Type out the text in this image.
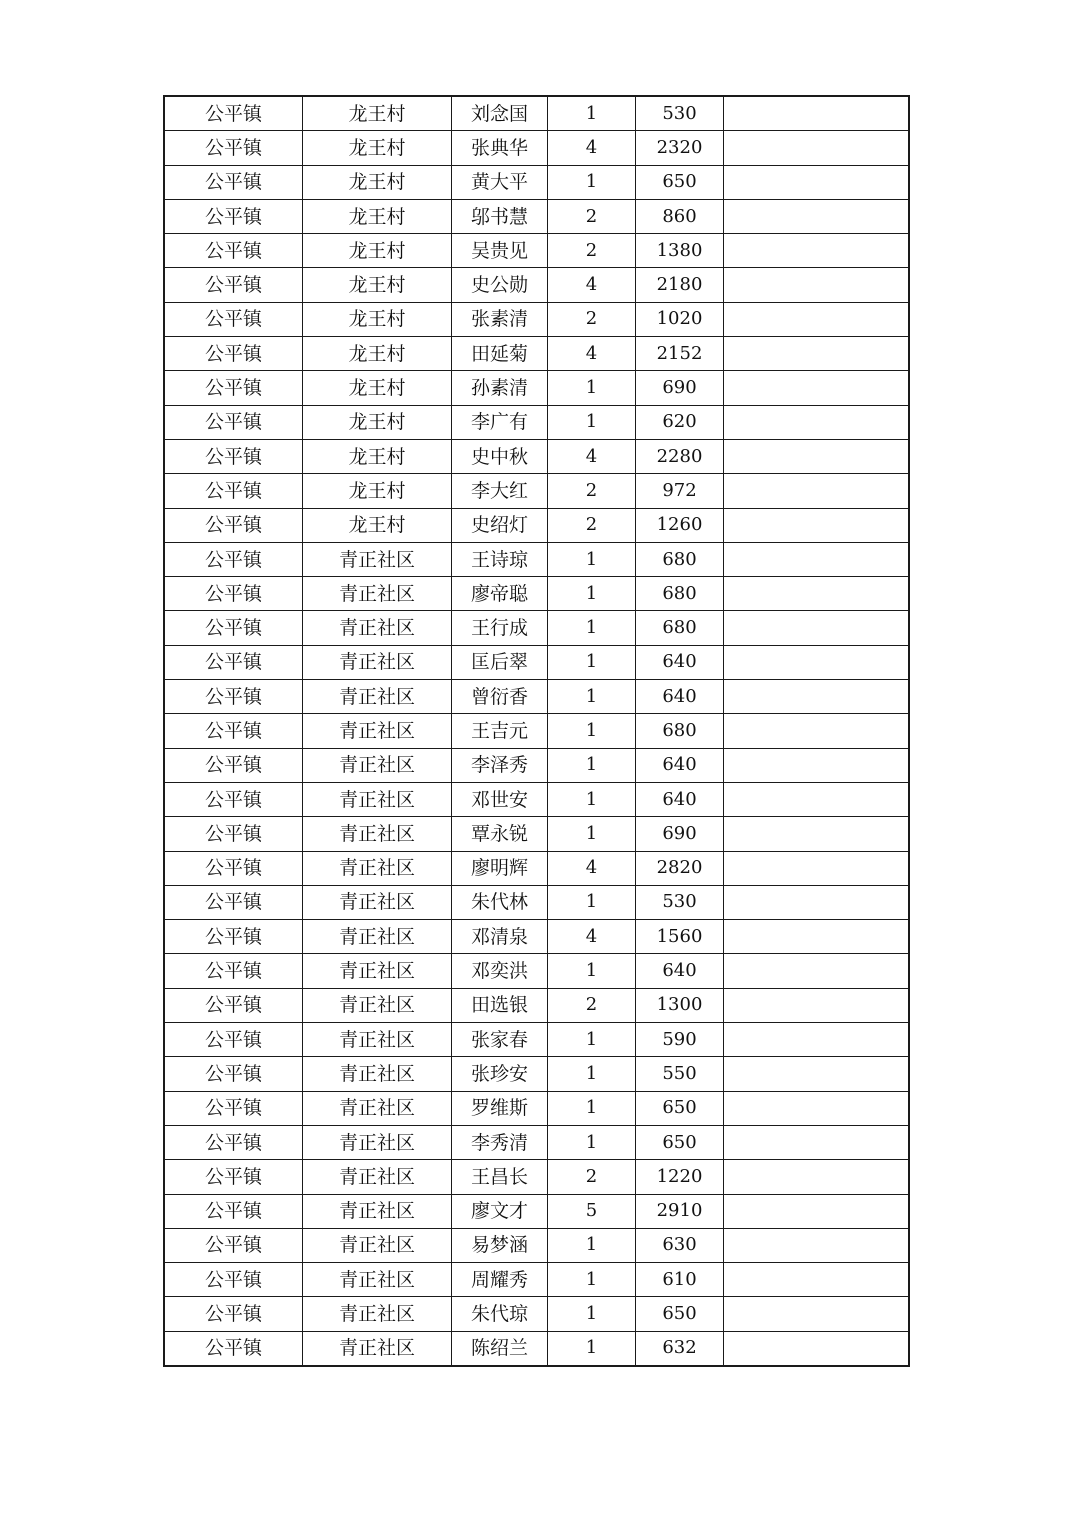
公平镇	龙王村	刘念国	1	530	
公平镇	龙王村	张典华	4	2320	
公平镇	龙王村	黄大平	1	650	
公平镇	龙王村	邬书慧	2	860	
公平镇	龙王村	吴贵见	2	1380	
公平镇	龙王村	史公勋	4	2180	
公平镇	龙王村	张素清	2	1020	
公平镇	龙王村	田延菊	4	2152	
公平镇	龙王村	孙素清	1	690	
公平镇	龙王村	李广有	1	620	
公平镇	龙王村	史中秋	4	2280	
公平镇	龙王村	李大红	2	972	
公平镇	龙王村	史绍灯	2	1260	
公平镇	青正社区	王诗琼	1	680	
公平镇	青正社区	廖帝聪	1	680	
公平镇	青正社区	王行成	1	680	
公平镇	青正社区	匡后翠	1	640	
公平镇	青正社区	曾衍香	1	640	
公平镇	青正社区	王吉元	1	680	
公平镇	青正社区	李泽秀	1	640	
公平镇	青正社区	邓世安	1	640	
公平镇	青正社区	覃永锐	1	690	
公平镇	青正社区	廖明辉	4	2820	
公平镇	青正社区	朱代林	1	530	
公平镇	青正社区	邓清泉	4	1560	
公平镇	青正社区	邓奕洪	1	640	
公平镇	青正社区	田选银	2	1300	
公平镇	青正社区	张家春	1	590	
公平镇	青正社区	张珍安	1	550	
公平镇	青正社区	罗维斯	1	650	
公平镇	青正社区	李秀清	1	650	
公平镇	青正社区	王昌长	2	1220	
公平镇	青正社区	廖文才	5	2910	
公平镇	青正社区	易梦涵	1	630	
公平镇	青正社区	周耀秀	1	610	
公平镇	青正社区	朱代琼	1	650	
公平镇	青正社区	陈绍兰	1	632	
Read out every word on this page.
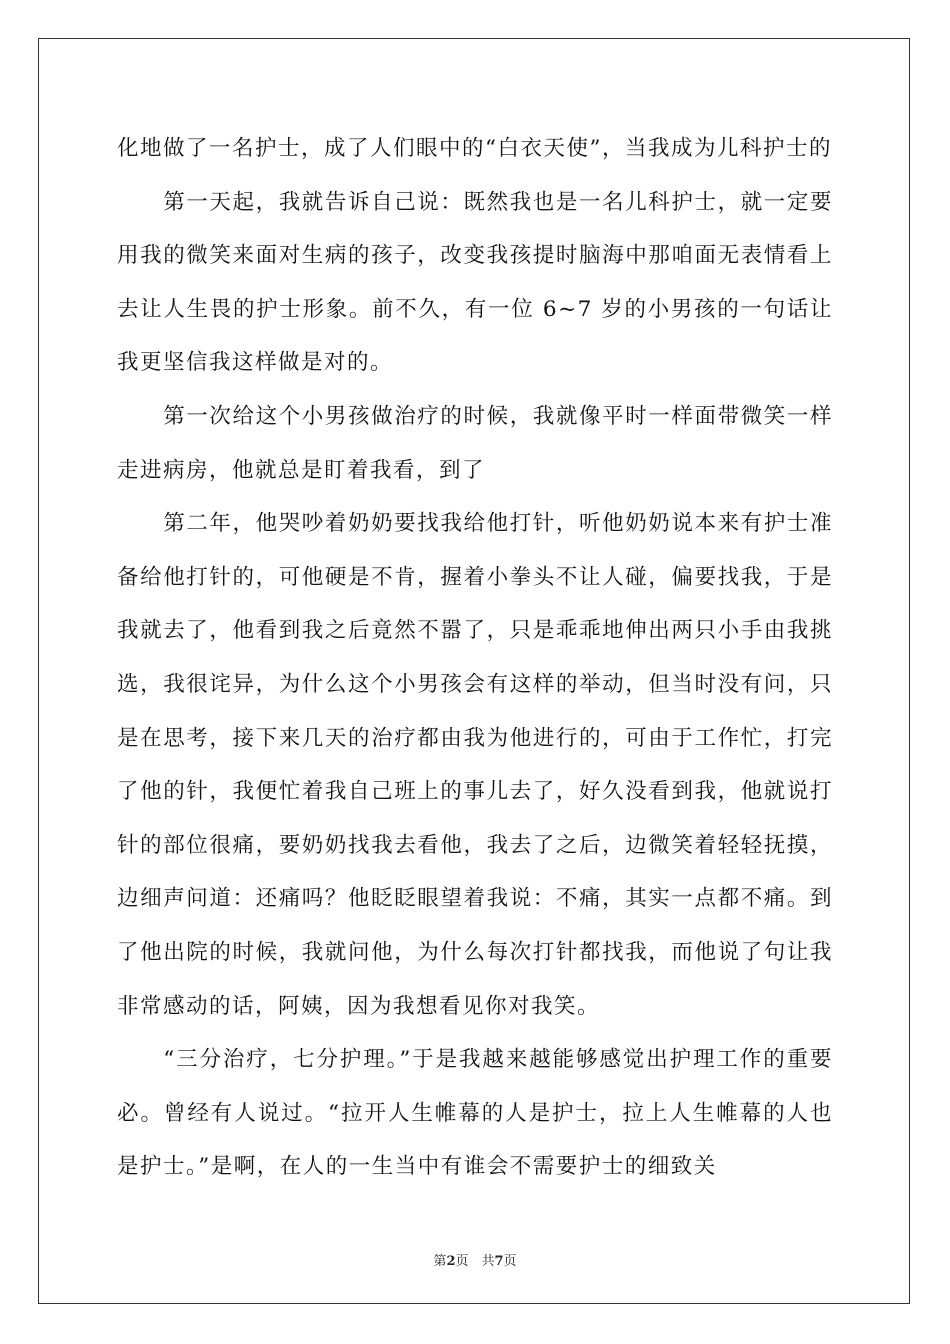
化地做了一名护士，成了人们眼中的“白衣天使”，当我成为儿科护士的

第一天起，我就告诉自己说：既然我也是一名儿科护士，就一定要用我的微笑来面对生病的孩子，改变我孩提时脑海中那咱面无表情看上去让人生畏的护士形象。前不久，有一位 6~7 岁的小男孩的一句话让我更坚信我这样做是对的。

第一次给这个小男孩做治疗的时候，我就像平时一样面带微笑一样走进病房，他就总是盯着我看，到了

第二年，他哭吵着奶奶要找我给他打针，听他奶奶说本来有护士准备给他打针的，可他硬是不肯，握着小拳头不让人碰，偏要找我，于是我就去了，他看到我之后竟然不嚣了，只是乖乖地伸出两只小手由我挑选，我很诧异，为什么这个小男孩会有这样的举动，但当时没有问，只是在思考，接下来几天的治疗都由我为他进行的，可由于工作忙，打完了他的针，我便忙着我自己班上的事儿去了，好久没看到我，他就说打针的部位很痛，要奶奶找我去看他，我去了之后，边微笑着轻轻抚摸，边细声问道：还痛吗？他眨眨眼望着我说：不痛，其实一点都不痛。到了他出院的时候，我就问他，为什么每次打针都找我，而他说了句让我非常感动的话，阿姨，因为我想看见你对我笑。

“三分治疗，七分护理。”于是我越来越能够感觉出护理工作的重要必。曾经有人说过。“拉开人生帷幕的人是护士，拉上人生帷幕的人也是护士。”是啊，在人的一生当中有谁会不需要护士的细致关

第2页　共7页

• [Instructions to follow]: Copy out each line exactly, without the pictures.

• [Full answer]:
Type out the text in this image.
公平镇	龙王村	刘念国	1	530	
公平镇	龙王村	张典华	4	2320	
公平镇	龙王村	黄大平	1	650	
公平镇	龙王村	邬书慧	2	860	
公平镇	龙王村	吴贵见	2	1380	
公平镇	龙王村	史公勋	4	2180	
公平镇	龙王村	张素清	2	1020	
公平镇	龙王村	田延菊	4	2152	
公平镇	龙王村	孙素清	1	690	
公平镇	龙王村	李广有	1	620	
公平镇	龙王村	史中秋	4	2280	
公平镇	龙王村	李大红	2	972	
公平镇	龙王村	史绍灯	2	1260	
公平镇	青正社区	王诗琼	1	680	
公平镇	青正社区	廖帝聪	1	680	
公平镇	青正社区	王行成	1	680	
公平镇	青正社区	匡后翠	1	640	
公平镇	青正社区	曾衍香	1	640	
公平镇	青正社区	王吉元	1	680	
公平镇	青正社区	李泽秀	1	640	
公平镇	青正社区	邓世安	1	640	
公平镇	青正社区	覃永锐	1	690	
公平镇	青正社区	廖明辉	4	2820	
公平镇	青正社区	朱代林	1	530	
公平镇	青正社区	邓清泉	4	1560	
公平镇	青正社区	邓奕洪	1	640	
公平镇	青正社区	田选银	2	1300	
公平镇	青正社区	张家春	1	590	
公平镇	青正社区	张珍安	1	550	
公平镇	青正社区	罗维斯	1	650	
公平镇	青正社区	李秀清	1	650	
公平镇	青正社区	王昌长	2	1220	
公平镇	青正社区	廖文才	5	2910	
公平镇	青正社区	易梦涵	1	630	
公平镇	青正社区	周耀秀	1	610	
公平镇	青正社区	朱代琼	1	650	
公平镇	青正社区	陈绍兰	1	632	
Read out every word on this page.
化地做了一名护士，成了人们眼中的“白衣天使”，当我成为儿科护士的

第一天起，我就告诉自己说：既然我也是一名儿科护士，就一定要用我的微笑来面对生病的孩子，改变我孩提时脑海中那咱面无表情看上去让人生畏的护士形象。前不久，有一位 6~7 岁的小男孩的一句话让我更坚信我这样做是对的。

第一次给这个小男孩做治疗的时候，我就像平时一样面带微笑一样走进病房，他就总是盯着我看，到了

第二年，他哭吵着奶奶要找我给他打针，听他奶奶说本来有护士准备给他打针的，可他硬是不肯，握着小拳头不让人碰，偏要找我，于是我就去了，他看到我之后竟然不嚣了，只是乖乖地伸出两只小手由我挑选，我很诧异，为什么这个小男孩会有这样的举动，但当时没有问，只是在思考，接下来几天的治疗都由我为他进行的，可由于工作忙，打完了他的针，我便忙着我自己班上的事儿去了，好久没看到我，他就说打针的部位很痛，要奶奶找我去看他，我去了之后，边微笑着轻轻抚摸，边细声问道：还痛吗？他眨眨眼望着我说：不痛，其实一点都不痛。到了他出院的时候，我就问他，为什么每次打针都找我，而他说了句让我非常感动的话，阿姨，因为我想看见你对我笑。

“三分治疗，七分护理。”于是我越来越能够感觉出护理工作的重要必。曾经有人说过。“拉开人生帷幕的人是护士，拉上人生帷幕的人也是护士。”是啊，在人的一生当中有谁会不需要护士的细致关

第2页　共7页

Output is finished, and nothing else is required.